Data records
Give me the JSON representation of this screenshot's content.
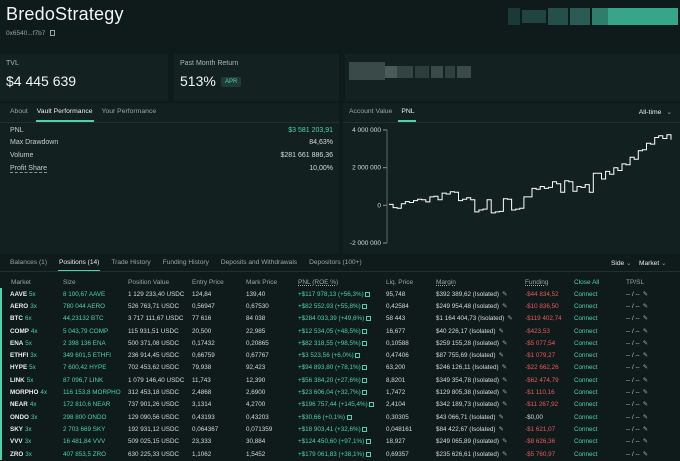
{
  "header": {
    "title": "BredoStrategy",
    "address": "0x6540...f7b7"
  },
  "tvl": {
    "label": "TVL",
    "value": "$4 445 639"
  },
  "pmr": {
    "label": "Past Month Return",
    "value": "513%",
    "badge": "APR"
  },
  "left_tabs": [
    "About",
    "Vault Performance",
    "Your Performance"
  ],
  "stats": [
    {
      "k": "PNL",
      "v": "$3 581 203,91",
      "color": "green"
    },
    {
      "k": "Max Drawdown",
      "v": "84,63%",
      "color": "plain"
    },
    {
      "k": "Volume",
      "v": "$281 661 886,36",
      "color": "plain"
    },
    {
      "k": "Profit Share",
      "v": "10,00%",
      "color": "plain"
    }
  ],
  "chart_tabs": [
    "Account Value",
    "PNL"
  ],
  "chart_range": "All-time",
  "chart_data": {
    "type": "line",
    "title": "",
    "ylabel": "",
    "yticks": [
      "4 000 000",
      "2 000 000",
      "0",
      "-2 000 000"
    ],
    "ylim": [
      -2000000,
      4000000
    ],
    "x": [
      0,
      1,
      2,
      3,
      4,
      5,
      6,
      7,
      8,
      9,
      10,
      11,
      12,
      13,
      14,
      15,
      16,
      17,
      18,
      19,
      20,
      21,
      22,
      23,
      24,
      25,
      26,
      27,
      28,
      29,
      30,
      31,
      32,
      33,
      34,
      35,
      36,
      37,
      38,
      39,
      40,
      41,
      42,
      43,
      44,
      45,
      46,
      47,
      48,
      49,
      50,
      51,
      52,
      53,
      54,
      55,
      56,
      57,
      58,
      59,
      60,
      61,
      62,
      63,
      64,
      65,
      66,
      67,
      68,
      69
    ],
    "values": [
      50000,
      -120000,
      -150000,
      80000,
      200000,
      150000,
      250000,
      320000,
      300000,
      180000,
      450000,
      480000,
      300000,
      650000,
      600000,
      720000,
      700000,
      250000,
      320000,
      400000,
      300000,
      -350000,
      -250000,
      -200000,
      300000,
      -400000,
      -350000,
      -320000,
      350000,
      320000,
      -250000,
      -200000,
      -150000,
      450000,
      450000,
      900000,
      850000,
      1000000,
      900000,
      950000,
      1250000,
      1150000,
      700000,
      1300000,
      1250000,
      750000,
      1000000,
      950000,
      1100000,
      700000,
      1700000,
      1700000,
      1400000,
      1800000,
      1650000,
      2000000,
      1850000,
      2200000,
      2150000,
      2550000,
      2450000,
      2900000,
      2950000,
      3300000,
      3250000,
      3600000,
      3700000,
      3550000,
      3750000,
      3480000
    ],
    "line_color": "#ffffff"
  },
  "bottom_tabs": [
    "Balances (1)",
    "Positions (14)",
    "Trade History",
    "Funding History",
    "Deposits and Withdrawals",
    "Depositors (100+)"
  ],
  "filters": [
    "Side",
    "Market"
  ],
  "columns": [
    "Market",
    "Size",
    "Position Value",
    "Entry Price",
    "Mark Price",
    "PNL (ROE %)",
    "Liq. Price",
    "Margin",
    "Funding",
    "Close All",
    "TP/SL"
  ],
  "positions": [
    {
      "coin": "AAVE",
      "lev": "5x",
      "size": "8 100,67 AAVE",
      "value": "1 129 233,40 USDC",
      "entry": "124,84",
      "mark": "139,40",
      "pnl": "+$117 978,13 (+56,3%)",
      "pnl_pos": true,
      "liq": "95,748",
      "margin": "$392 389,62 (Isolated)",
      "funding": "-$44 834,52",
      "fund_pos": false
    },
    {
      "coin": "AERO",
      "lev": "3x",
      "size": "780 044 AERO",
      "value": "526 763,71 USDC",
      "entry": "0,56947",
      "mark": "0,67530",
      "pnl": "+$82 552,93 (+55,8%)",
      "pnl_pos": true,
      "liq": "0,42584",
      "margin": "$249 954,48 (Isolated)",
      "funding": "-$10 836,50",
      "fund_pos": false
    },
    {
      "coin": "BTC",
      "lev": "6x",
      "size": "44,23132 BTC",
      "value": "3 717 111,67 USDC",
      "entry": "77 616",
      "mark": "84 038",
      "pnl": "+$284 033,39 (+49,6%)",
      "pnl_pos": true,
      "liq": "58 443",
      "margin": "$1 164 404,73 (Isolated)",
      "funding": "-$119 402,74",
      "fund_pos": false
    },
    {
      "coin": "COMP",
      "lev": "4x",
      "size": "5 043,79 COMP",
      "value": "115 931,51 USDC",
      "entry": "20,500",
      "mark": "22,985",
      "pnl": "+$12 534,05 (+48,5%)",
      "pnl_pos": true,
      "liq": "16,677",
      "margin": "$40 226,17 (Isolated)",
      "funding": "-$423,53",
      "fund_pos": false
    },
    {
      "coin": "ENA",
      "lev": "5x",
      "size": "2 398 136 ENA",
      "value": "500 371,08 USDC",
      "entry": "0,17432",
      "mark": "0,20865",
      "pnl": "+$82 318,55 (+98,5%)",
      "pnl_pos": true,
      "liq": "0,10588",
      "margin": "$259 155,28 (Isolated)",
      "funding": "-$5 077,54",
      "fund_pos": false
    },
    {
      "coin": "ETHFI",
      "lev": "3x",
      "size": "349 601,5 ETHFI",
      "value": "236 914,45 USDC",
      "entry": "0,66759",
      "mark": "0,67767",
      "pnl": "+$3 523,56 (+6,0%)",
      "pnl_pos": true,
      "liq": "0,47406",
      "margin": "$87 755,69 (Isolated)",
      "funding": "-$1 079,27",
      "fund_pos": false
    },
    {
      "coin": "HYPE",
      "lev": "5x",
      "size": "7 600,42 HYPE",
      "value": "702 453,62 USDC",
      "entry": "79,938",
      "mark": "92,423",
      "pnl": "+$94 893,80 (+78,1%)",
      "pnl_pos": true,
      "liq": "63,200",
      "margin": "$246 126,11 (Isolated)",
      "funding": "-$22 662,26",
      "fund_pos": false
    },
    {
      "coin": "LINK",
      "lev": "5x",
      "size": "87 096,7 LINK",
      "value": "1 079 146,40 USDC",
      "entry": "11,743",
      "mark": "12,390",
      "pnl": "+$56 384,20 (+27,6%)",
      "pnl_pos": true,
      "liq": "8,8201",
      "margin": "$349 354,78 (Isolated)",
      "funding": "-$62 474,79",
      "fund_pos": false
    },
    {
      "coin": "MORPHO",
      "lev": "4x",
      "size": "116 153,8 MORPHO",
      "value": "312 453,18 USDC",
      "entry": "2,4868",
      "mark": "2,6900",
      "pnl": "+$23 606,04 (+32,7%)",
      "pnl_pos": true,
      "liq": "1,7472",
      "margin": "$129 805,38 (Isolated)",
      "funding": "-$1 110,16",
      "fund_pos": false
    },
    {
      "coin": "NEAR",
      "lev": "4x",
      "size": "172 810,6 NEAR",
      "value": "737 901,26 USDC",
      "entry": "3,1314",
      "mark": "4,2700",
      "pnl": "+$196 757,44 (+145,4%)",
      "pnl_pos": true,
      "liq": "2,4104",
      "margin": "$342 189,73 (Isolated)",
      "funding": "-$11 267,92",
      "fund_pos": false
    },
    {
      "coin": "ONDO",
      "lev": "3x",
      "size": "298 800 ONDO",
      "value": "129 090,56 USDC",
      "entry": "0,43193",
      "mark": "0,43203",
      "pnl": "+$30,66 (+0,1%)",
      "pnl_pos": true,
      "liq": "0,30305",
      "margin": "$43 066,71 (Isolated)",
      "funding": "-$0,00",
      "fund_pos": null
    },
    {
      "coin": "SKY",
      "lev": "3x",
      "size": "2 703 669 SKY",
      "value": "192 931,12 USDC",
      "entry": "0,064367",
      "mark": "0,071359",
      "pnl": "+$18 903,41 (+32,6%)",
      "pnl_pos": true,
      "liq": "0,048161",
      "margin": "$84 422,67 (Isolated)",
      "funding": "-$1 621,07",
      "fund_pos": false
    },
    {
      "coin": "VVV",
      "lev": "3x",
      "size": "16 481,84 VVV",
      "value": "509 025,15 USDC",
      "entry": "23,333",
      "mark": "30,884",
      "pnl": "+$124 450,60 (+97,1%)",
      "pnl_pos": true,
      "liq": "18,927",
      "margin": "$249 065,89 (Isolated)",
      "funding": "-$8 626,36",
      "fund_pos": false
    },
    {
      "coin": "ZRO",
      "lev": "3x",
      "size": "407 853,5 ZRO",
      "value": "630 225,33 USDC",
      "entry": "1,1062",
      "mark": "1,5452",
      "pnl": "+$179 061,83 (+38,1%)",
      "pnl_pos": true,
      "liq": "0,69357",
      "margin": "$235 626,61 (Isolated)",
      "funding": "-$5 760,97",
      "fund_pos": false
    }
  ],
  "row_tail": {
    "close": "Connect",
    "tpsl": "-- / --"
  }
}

*Set problem*: Each line holding "Performance" must be found and copied.

*Answer to the exercise*:
    "Vault Performance",
    "Your Performance"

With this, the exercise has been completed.